- [Requirements]:
Records follow. Select each line holding "hexagonal".
___ Supplied records ___
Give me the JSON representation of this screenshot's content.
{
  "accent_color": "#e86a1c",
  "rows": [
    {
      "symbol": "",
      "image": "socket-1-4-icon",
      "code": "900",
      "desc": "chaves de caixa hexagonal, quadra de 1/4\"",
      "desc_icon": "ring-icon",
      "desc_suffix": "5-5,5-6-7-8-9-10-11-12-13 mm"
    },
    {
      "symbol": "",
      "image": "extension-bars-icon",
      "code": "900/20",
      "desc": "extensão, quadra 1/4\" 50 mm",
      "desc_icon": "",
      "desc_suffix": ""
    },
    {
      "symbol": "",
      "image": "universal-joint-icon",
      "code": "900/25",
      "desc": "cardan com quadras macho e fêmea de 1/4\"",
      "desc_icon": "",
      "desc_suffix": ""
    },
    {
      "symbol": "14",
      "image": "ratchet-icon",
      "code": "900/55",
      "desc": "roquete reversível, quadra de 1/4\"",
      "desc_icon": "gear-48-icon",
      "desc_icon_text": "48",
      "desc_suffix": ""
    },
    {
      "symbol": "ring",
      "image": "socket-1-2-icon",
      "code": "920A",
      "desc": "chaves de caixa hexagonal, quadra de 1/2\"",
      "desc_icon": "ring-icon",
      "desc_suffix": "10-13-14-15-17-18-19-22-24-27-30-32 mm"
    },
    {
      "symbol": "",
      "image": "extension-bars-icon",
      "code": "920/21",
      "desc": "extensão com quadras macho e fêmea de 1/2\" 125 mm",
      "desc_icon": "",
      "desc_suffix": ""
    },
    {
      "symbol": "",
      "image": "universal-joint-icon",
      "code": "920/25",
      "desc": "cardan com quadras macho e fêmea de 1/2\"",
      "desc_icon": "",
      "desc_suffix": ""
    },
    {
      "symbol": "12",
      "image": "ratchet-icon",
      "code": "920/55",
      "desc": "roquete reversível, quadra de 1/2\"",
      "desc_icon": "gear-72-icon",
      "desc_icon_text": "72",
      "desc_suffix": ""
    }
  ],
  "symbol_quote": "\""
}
___
- [Response for this exercise]:
      "desc": "chaves de caixa hexagonal, quadra de 1/4\"",
      "desc": "chaves de caixa hexagonal, quadra de 1/2\"",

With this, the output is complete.